▶ Aim of the task
The records that follow are to be transcribed in full, without their images.

▶ Stored data

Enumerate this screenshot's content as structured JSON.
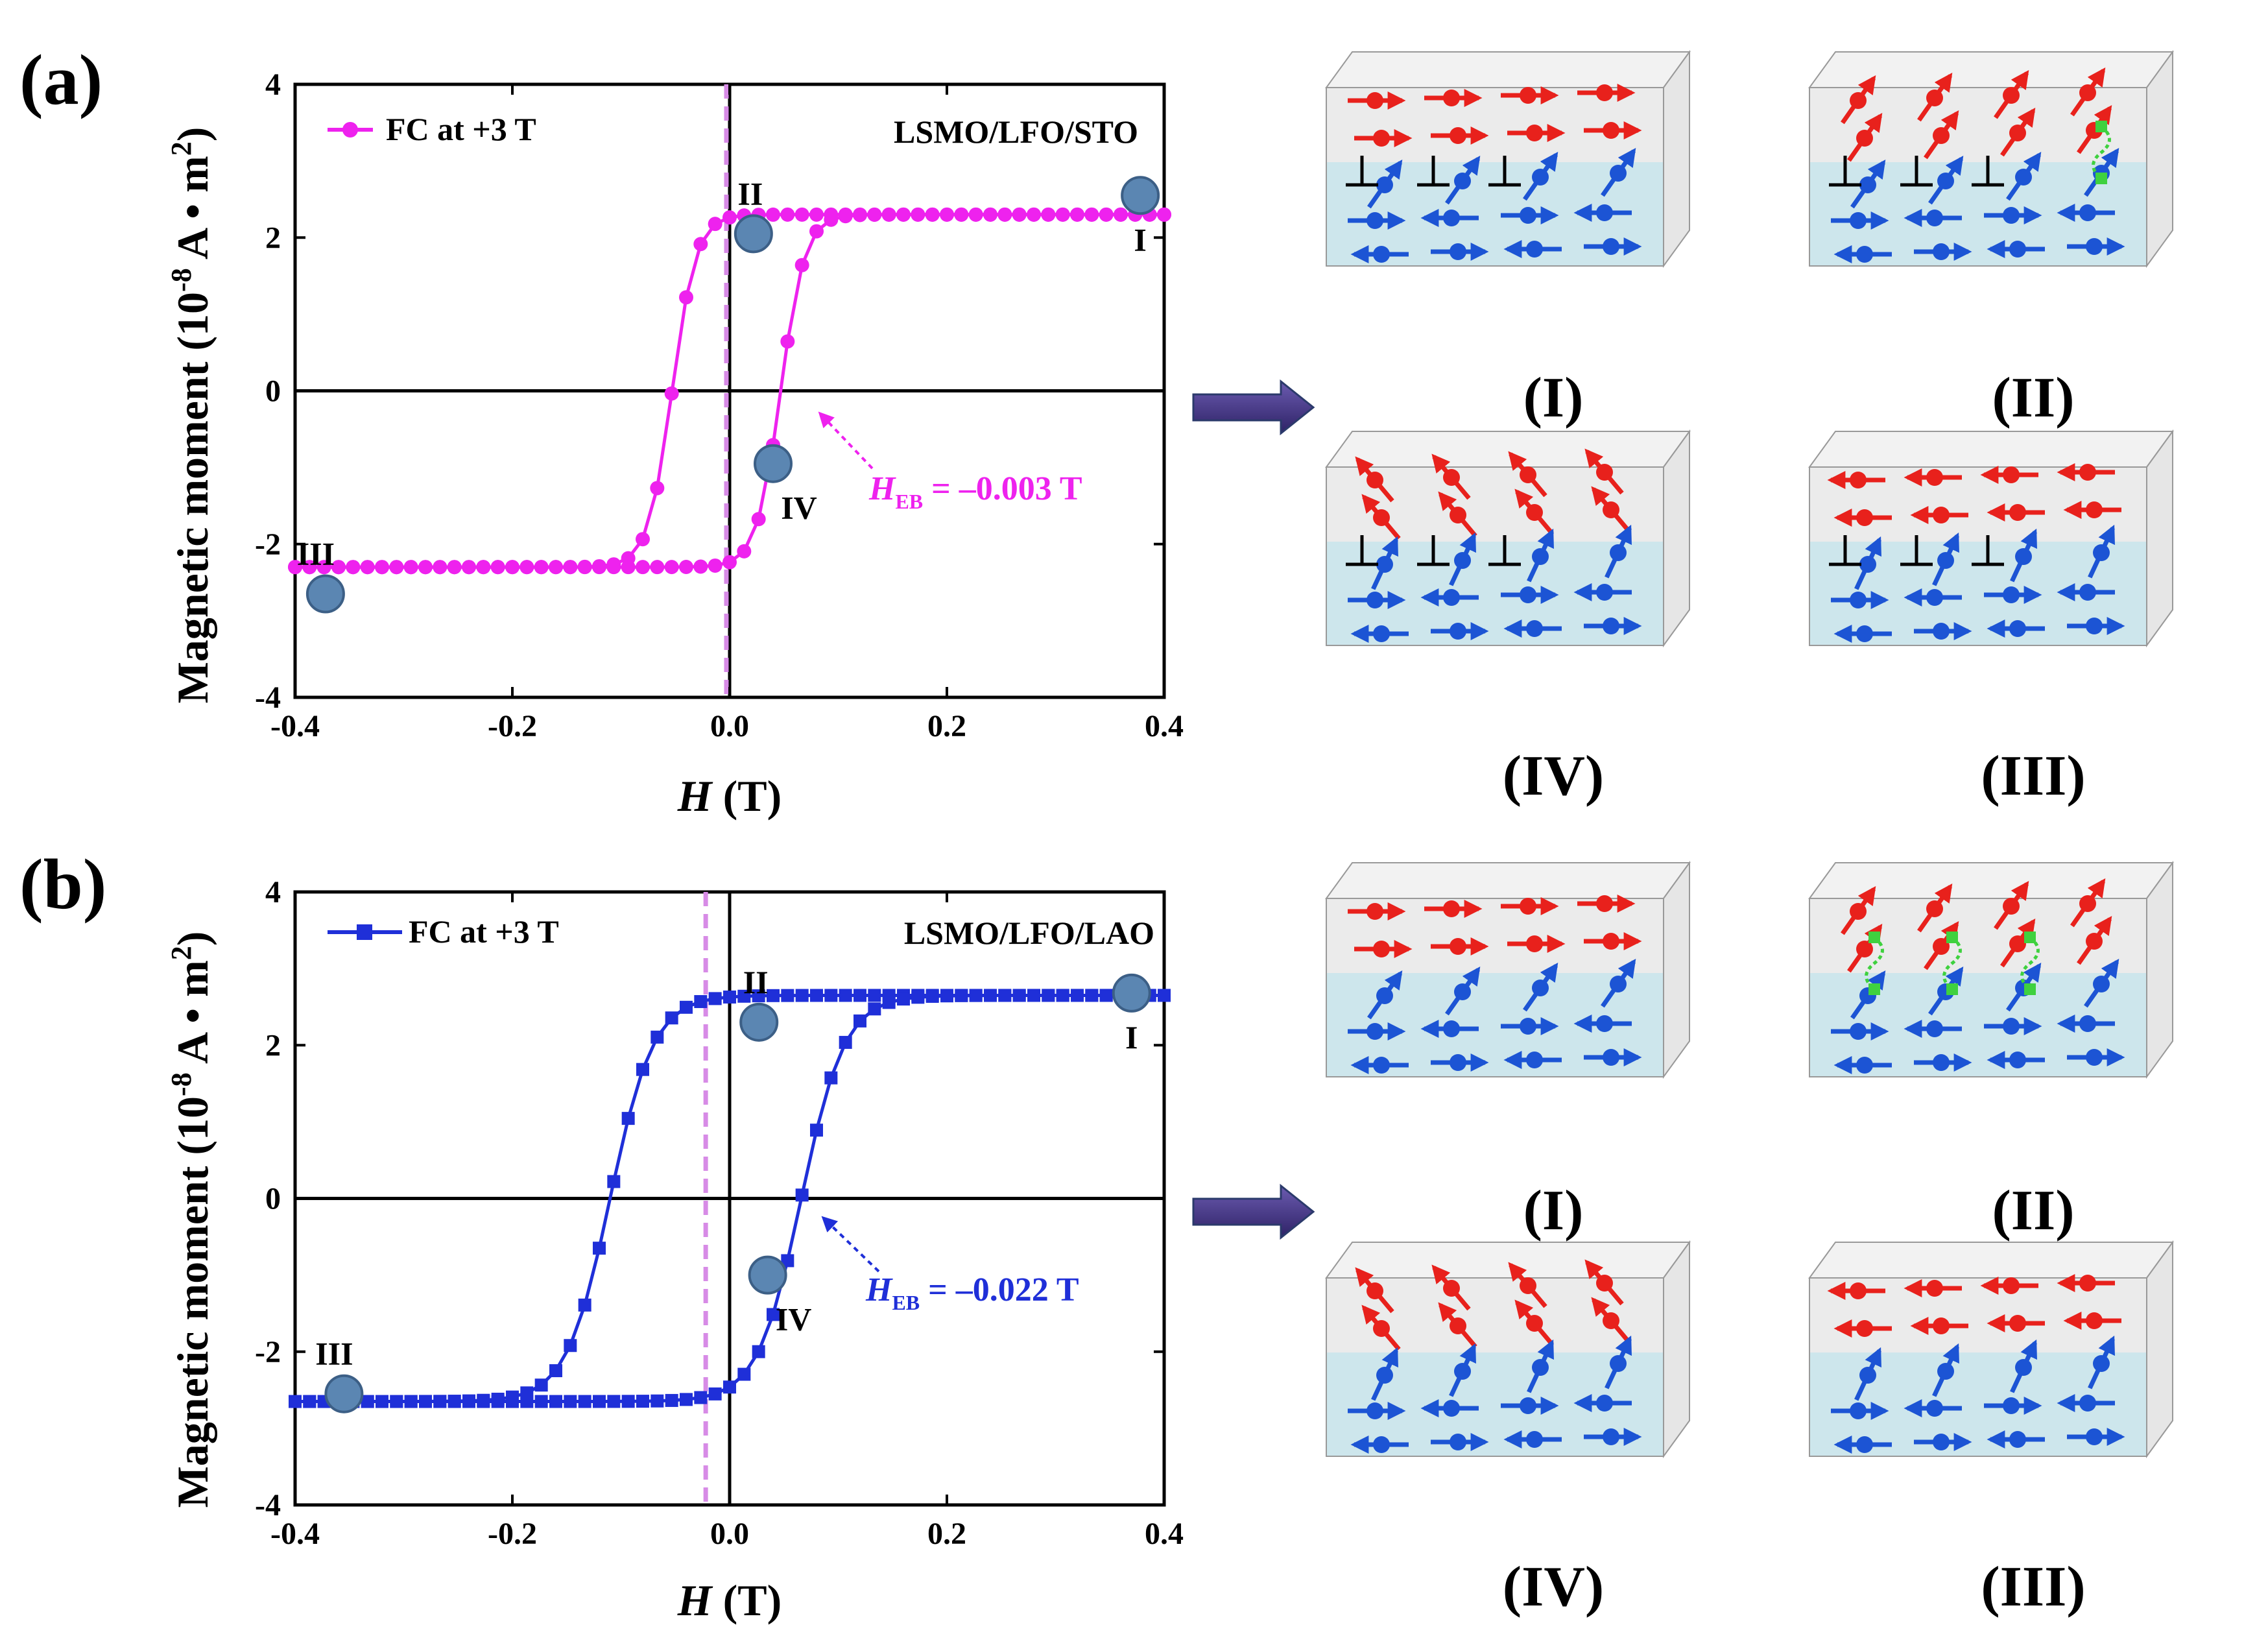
{
  "colors": {
    "panel_a": "#ee22ee",
    "panel_b": "#1f2fd8",
    "marker": "#5b86b2",
    "ebline": "#d78be6",
    "red_spin": "#e8211c",
    "blue_spin": "#1c54d4",
    "arrow": "#4a3b8c",
    "green": "#3fd13f"
  },
  "axis_common": {
    "ylabel_main": "Magnetic moment (10",
    "ylabel_exp": "-8",
    "ylabel_mid": " A • m",
    "ylabel_exp2": "2",
    "ylabel_end": ")",
    "xlabel_italic": "H",
    "xlabel_unit": " (T)",
    "xticks": [
      "-0.4",
      "-0.2",
      "0.0",
      "0.2",
      "0.4"
    ],
    "yticks": [
      "-4",
      "-2",
      "0",
      "2",
      "4"
    ]
  },
  "diagram_labels": [
    "(I)",
    "(II)",
    "(IV)",
    "(III)"
  ],
  "chart_data": [
    {
      "type": "line",
      "panel_label": "(a)",
      "title": "LSMO/LFO/STO",
      "legend": "FC at +3 T",
      "xlabel": "H (T)",
      "ylabel": "Magnetic moment (10^-8 A·m^2)",
      "xlim": [
        -0.4,
        0.4
      ],
      "ylim": [
        -4,
        4
      ],
      "hc": 0.05,
      "shift": -0.003,
      "ms": 2.3,
      "width": 0.022,
      "heb_line": -0.003,
      "annotation": {
        "italic": "H",
        "sub": "EB",
        "text": " = –0.003 T"
      },
      "points": [
        {
          "label": "I",
          "x": 0.378,
          "y": 2.55
        },
        {
          "label": "II",
          "x": 0.022,
          "y": 2.05
        },
        {
          "label": "III",
          "x": -0.372,
          "y": -2.65
        },
        {
          "label": "IV",
          "x": 0.04,
          "y": -0.95
        }
      ]
    },
    {
      "type": "line",
      "panel_label": "(b)",
      "title": "LSMO/LFO/LAO",
      "legend": "FC at  +3 T",
      "xlabel": "H (T)",
      "ylabel": "Magnetic moment (10^-8 A·m^2)",
      "xlim": [
        -0.4,
        0.4
      ],
      "ylim": [
        -4,
        4
      ],
      "hc": 0.088,
      "shift": -0.022,
      "ms": 2.65,
      "width": 0.04,
      "heb_line": -0.022,
      "annotation": {
        "italic": "H",
        "sub": "EB",
        "text": " = –0.022 T"
      },
      "points": [
        {
          "label": "I",
          "x": 0.37,
          "y": 2.68
        },
        {
          "label": "II",
          "x": 0.027,
          "y": 2.3
        },
        {
          "label": "III",
          "x": -0.355,
          "y": -2.55
        },
        {
          "label": "IV",
          "x": 0.035,
          "y": -1.0
        }
      ]
    }
  ]
}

▶ Task result
Enumerate this screenshot's content as structured JSON.
{
  "colors": {
    "panel_a": "#ee22ee",
    "panel_b": "#1f2fd8",
    "marker": "#5b86b2",
    "ebline": "#d78be6",
    "red_spin": "#e8211c",
    "blue_spin": "#1c54d4",
    "arrow": "#4a3b8c",
    "green": "#3fd13f"
  },
  "axis_common": {
    "ylabel_main": "Magnetic moment (10",
    "ylabel_exp": "-8",
    "ylabel_mid": " A • m",
    "ylabel_exp2": "2",
    "ylabel_end": ")",
    "xlabel_italic": "H",
    "xlabel_unit": " (T)",
    "xticks": [
      "-0.4",
      "-0.2",
      "0.0",
      "0.2",
      "0.4"
    ],
    "yticks": [
      "-4",
      "-2",
      "0",
      "2",
      "4"
    ]
  },
  "diagram_labels": [
    "(I)",
    "(II)",
    "(IV)",
    "(III)"
  ],
  "chart_data": [
    {
      "type": "line",
      "panel_label": "(a)",
      "title": "LSMO/LFO/STO",
      "legend": "FC at +3 T",
      "xlabel": "H (T)",
      "ylabel": "Magnetic moment (10^-8 A·m^2)",
      "xlim": [
        -0.4,
        0.4
      ],
      "ylim": [
        -4,
        4
      ],
      "hc": 0.05,
      "shift": -0.003,
      "ms": 2.3,
      "width": 0.022,
      "heb_line": -0.003,
      "annotation": {
        "italic": "H",
        "sub": "EB",
        "text": " = –0.003 T"
      },
      "points": [
        {
          "label": "I",
          "x": 0.378,
          "y": 2.55
        },
        {
          "label": "II",
          "x": 0.022,
          "y": 2.05
        },
        {
          "label": "III",
          "x": -0.372,
          "y": -2.65
        },
        {
          "label": "IV",
          "x": 0.04,
          "y": -0.95
        }
      ]
    },
    {
      "type": "line",
      "panel_label": "(b)",
      "title": "LSMO/LFO/LAO",
      "legend": "FC at  +3 T",
      "xlabel": "H (T)",
      "ylabel": "Magnetic moment (10^-8 A·m^2)",
      "xlim": [
        -0.4,
        0.4
      ],
      "ylim": [
        -4,
        4
      ],
      "hc": 0.088,
      "shift": -0.022,
      "ms": 2.65,
      "width": 0.04,
      "heb_line": -0.022,
      "annotation": {
        "italic": "H",
        "sub": "EB",
        "text": " = –0.022 T"
      },
      "points": [
        {
          "label": "I",
          "x": 0.37,
          "y": 2.68
        },
        {
          "label": "II",
          "x": 0.027,
          "y": 2.3
        },
        {
          "label": "III",
          "x": -0.355,
          "y": -2.55
        },
        {
          "label": "IV",
          "x": 0.035,
          "y": -1.0
        }
      ]
    }
  ]
}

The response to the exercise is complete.